REQUIREMENTS:
Copy every line of the records below where the word "only" occurs.
◇ ◇ ◇ ◇ ◇
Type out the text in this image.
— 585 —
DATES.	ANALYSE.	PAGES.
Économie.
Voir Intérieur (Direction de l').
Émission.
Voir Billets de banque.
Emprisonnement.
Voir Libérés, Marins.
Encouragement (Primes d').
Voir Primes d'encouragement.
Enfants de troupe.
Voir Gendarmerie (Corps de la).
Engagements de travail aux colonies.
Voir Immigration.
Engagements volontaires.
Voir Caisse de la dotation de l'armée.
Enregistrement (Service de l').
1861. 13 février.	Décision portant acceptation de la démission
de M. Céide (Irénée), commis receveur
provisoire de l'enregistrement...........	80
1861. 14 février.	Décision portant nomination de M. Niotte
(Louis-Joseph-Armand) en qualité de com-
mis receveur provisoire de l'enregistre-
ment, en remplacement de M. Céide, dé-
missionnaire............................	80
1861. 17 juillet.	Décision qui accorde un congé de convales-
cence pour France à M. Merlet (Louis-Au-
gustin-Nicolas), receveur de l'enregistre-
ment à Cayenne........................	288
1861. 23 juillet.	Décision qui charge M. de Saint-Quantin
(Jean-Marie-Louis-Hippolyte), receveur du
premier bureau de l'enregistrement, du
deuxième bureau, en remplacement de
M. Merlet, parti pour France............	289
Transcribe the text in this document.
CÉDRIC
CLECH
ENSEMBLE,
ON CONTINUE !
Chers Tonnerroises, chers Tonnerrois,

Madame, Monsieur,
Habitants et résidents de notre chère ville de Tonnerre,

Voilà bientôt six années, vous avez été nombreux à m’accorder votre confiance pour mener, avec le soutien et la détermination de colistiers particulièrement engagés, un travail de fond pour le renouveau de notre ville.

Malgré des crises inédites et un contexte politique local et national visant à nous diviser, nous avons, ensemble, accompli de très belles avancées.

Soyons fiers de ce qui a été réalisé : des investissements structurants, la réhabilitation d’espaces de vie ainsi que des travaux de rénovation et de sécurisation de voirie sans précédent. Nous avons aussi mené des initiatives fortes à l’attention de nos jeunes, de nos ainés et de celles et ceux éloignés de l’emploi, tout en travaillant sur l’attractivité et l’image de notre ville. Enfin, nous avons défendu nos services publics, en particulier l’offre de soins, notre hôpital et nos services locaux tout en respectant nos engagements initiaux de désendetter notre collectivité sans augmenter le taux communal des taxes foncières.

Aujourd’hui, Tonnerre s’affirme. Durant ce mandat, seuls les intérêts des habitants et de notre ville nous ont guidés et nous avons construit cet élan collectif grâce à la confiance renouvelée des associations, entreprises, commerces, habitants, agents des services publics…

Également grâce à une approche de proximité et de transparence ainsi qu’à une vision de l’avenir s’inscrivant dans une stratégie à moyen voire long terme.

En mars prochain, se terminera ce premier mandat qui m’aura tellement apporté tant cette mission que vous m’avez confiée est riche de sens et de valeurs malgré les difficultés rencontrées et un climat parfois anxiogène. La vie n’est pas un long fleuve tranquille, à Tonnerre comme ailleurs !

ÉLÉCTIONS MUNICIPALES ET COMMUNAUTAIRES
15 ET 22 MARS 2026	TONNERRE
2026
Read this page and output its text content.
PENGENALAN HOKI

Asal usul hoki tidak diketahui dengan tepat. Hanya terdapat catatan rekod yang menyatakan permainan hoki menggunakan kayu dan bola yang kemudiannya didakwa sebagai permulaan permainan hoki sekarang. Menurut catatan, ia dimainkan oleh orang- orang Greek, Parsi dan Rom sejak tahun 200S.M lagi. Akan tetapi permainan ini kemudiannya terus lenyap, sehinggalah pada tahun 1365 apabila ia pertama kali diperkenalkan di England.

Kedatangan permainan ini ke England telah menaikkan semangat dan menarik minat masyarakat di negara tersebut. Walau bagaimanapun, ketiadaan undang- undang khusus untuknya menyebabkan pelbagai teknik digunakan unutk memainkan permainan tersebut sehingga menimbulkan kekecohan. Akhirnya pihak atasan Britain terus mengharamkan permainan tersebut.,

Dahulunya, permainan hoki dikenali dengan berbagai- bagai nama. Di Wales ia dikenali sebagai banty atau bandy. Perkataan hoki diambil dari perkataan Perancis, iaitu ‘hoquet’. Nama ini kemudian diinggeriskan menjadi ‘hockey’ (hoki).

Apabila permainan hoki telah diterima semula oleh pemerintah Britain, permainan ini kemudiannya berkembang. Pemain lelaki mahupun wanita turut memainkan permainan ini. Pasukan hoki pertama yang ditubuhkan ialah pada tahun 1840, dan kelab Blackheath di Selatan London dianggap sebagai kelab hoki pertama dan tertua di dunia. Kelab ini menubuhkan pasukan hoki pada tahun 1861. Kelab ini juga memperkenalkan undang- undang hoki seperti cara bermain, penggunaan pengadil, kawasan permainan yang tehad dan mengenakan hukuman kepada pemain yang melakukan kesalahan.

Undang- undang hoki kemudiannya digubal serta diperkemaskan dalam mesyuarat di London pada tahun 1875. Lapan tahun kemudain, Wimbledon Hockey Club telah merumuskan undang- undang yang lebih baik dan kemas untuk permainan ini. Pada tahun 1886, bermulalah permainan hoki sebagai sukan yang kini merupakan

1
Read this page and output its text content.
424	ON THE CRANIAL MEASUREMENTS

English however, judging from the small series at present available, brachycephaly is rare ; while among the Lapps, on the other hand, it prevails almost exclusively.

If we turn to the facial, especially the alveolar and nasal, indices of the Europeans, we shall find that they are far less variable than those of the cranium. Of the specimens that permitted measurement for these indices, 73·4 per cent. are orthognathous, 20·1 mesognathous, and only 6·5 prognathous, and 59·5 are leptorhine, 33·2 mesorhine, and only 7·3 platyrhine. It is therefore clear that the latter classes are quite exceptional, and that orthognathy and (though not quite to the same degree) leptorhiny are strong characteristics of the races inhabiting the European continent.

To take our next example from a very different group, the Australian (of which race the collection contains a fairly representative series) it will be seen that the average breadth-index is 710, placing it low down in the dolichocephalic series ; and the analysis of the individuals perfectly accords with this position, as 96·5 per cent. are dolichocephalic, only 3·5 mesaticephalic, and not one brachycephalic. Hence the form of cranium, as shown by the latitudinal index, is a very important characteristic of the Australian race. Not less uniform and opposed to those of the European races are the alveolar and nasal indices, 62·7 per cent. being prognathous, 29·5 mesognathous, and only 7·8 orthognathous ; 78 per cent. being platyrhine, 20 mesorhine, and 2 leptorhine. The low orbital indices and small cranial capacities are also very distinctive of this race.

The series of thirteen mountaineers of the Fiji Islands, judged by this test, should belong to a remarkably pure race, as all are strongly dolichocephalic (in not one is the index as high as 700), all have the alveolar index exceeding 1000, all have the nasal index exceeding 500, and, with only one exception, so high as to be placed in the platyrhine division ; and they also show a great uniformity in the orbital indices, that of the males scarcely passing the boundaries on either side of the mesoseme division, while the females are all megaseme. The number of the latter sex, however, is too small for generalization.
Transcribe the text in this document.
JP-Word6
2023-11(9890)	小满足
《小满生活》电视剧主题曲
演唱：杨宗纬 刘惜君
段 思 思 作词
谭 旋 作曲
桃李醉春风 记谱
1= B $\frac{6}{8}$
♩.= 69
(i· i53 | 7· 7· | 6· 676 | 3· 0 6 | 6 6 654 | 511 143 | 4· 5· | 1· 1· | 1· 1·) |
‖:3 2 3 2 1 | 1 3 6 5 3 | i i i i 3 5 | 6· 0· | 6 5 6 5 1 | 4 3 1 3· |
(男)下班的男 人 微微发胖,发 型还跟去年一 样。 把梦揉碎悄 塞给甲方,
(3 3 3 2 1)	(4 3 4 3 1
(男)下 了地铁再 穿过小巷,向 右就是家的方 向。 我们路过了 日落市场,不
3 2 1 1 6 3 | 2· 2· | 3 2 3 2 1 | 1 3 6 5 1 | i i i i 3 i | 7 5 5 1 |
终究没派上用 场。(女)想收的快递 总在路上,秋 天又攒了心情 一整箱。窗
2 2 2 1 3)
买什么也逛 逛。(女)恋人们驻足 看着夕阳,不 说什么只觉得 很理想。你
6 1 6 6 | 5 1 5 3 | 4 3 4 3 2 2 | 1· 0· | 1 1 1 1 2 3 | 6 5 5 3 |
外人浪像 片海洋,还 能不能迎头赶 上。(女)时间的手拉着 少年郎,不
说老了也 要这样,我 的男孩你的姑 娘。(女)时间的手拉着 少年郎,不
◇ ◇ ◇ ◇ ◇
OUTPUT OF THE EXERCISE:
If we turn to the facial, especially the alveolar and nasal, indices of the Europeans, we shall find that they are far less variable than those of the cranium. Of the specimens that permitted measurement for these indices, 73·4 per cent. are orthognathous, 20·1 mesognathous, and only 6·5 prognathous, and 59·5 are leptorhine, 33·2 mesorhine, and only 7·3 platyrhine. It is therefore clear that the latter classes are quite exceptional, and that orthognathy and (though not quite to the same degree) leptorhiny are strong characteristics of the races inhabiting the European continent.
To take our next example from a very different group, the Australian (of which race the collection contains a fairly representative series) it will be seen that the average breadth-index is 710, placing it low down in the dolichocephalic series ; and the analysis of the individuals perfectly accords with this position, as 96·5 per cent. are dolichocephalic, only 3·5 mesaticephalic, and not one brachycephalic. Hence the form of cranium, as shown by the latitudinal index, is a very important characteristic of the Australian race. Not less uniform and opposed to those of the European races are the alveolar and nasal indices, 62·7 per cent. being prognathous, 29·5 mesognathous, and only 7·8 orthognathous ; 78 per cent. being platyrhine, 20 mesorhine, and 2 leptorhine. The low orbital indices and small cranial capacities are also very distinctive of this race.
The series of thirteen mountaineers of the Fiji Islands, judged by this test, should belong to a remarkably pure race, as all are strongly dolichocephalic (in not one is the index as high as 700), all have the alveolar index exceeding 1000, all have the nasal index exceeding 500, and, with only one exception, so high as to be placed in the platyrhine division ; and they also show a great uniformity in the orbital indices, that of the males scarcely passing the boundaries on either side of the mesoseme division, while the females are all megaseme. The number of the latter sex, however, is too small for generalization.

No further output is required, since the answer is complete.